● Directions
Read the data, and whenever a line holds the word "badge", report that line.

● Data to examine
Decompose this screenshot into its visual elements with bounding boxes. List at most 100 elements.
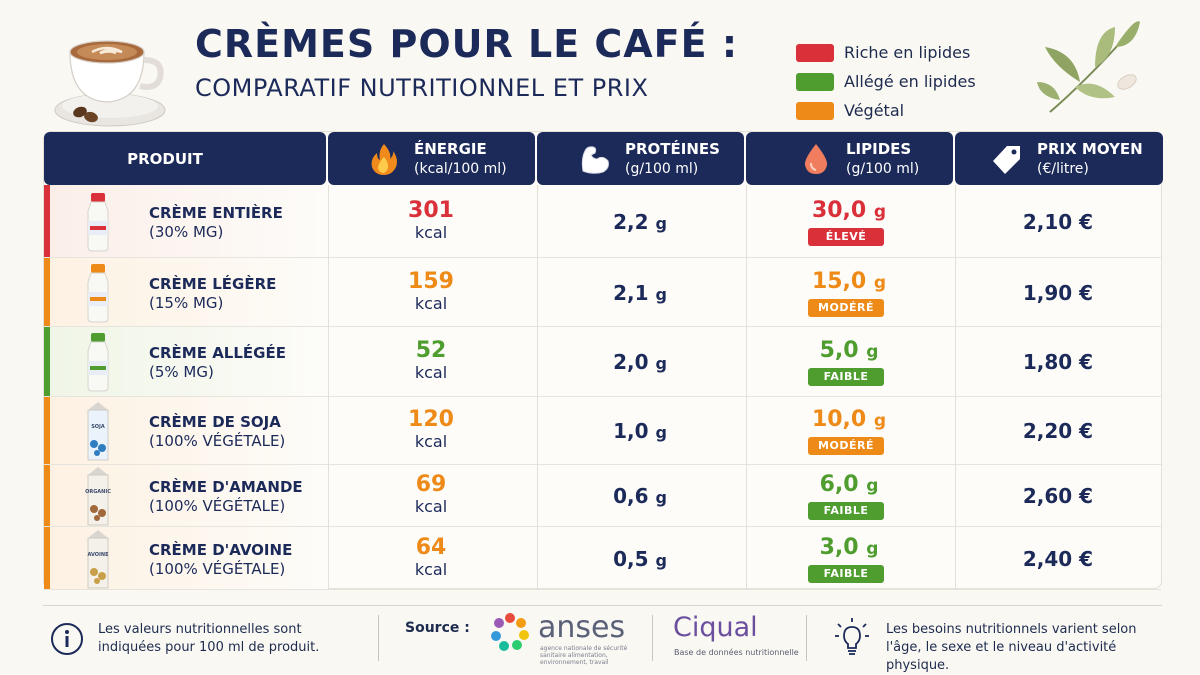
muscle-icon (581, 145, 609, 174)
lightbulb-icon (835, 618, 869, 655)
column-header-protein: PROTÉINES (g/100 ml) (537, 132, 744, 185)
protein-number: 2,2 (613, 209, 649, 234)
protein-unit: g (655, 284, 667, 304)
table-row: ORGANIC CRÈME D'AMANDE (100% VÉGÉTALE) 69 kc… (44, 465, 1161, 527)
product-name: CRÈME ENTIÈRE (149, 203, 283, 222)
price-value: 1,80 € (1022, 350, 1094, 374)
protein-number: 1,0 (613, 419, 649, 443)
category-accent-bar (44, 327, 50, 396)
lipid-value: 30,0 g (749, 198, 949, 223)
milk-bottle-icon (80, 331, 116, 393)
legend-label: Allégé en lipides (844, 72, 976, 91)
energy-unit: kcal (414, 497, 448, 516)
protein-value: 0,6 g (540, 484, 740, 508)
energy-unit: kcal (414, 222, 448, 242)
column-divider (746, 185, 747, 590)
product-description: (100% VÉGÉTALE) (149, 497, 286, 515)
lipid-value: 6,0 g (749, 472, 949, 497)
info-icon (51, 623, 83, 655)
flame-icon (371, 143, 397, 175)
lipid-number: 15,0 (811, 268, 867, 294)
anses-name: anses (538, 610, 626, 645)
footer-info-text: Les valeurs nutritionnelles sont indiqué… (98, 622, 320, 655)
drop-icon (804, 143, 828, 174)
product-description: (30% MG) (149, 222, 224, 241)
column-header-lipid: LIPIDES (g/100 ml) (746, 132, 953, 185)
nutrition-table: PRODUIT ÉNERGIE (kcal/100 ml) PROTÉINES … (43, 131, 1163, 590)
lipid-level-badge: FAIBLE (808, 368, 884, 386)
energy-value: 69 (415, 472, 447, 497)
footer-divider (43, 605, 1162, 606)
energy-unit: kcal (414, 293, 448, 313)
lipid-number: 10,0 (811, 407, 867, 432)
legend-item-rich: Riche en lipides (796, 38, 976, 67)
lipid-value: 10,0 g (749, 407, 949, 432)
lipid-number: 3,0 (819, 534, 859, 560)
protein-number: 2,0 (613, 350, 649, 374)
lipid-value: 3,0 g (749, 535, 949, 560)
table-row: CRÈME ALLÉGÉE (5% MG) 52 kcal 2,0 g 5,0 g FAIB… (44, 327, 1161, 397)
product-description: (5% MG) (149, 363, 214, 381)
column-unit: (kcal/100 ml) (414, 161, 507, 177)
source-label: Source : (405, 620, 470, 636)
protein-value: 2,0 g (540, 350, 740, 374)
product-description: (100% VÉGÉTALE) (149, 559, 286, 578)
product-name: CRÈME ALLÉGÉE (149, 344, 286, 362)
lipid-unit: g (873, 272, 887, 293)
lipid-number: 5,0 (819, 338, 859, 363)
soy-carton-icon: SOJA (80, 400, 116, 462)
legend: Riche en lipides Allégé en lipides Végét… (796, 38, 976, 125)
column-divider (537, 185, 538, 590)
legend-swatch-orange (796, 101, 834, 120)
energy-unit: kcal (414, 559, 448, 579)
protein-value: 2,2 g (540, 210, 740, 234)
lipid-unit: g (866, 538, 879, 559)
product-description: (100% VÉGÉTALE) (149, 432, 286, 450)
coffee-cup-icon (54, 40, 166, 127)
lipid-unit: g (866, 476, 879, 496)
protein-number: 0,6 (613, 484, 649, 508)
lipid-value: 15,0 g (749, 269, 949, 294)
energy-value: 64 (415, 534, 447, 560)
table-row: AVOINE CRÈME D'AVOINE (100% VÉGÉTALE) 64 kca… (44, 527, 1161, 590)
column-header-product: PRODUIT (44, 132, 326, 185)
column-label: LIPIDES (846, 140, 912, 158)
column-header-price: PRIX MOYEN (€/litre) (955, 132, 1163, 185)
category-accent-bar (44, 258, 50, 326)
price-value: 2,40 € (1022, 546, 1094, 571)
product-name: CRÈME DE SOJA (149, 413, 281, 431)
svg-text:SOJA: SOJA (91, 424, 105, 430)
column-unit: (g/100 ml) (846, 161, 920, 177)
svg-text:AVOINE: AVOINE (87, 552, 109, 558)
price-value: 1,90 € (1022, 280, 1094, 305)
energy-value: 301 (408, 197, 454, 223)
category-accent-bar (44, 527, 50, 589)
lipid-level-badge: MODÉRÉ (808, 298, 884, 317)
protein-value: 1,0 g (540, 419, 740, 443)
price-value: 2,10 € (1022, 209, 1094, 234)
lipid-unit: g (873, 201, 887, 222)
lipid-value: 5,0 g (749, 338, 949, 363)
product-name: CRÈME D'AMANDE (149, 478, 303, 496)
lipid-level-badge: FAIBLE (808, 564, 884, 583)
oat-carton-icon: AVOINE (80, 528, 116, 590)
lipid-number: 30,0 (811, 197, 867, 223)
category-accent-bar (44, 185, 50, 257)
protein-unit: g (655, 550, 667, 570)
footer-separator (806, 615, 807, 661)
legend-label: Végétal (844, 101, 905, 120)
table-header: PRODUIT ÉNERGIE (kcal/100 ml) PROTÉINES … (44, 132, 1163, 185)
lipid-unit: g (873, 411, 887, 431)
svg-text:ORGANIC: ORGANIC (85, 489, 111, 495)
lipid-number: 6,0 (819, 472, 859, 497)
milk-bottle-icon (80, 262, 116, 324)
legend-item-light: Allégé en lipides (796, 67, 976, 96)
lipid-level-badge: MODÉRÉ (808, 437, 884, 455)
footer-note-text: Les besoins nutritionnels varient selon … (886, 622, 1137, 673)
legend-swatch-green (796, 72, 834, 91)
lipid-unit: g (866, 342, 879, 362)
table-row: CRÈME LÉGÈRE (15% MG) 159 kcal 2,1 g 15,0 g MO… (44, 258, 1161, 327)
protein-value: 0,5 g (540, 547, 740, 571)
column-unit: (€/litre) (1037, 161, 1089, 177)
==
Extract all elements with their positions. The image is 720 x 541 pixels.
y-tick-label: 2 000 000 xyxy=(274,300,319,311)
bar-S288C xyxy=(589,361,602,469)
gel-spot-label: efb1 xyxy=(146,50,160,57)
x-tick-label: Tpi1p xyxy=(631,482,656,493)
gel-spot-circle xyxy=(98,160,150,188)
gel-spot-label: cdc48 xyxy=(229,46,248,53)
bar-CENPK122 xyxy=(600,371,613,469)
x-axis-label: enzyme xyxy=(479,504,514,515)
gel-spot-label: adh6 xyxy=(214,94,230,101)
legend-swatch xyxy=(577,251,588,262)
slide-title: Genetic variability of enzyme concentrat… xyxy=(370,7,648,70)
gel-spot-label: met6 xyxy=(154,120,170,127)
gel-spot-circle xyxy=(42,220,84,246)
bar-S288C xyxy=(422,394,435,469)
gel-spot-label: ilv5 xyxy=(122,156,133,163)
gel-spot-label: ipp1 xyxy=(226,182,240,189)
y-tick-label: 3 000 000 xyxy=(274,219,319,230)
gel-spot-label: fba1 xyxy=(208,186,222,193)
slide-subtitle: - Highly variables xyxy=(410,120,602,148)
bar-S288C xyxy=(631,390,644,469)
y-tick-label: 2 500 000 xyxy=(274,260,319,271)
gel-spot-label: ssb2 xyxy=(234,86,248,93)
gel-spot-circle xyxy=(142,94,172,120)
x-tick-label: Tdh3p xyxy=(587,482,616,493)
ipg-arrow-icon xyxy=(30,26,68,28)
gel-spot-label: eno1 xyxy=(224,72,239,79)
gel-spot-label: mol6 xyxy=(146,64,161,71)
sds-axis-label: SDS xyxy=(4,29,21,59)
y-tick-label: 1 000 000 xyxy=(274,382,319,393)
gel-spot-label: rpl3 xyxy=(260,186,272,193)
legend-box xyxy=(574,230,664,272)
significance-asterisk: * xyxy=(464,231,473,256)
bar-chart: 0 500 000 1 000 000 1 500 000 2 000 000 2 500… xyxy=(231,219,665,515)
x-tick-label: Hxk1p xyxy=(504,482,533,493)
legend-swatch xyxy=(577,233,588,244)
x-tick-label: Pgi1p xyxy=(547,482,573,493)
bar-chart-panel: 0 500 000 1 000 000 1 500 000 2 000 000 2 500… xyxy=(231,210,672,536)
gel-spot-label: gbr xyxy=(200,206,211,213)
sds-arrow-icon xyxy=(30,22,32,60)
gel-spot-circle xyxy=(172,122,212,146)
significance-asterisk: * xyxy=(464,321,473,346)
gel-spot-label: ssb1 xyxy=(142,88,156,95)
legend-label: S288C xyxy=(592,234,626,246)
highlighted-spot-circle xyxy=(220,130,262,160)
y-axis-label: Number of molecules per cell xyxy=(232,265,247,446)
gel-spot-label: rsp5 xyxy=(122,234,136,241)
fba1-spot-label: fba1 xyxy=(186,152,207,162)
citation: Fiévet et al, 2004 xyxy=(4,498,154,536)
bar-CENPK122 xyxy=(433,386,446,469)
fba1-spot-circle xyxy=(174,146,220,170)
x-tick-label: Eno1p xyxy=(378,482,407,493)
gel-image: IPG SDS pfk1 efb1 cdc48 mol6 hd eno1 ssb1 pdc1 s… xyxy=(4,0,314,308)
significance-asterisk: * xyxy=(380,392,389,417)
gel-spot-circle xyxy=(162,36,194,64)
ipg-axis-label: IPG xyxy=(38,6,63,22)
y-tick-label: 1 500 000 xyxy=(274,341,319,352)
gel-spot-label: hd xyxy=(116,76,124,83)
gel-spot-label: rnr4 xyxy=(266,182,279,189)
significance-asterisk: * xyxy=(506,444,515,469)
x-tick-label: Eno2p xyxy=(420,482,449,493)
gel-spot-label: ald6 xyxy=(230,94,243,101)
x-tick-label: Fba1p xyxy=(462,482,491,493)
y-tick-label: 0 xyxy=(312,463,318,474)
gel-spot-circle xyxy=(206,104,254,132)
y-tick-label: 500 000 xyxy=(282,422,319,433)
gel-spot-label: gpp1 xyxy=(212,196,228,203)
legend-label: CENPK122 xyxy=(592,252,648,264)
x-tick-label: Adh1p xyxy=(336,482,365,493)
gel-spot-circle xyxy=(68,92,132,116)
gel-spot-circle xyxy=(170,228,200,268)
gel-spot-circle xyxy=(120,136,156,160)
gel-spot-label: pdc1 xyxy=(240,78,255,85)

● Answer
lipid-level-badge: FAIBLE (808, 368, 884, 386)
lipid-level-badge: MODÉRÉ (808, 298, 884, 317)
lipid-level-badge: FAIBLE (808, 564, 884, 583)
lipid-level-badge: MODÉRÉ (808, 437, 884, 455)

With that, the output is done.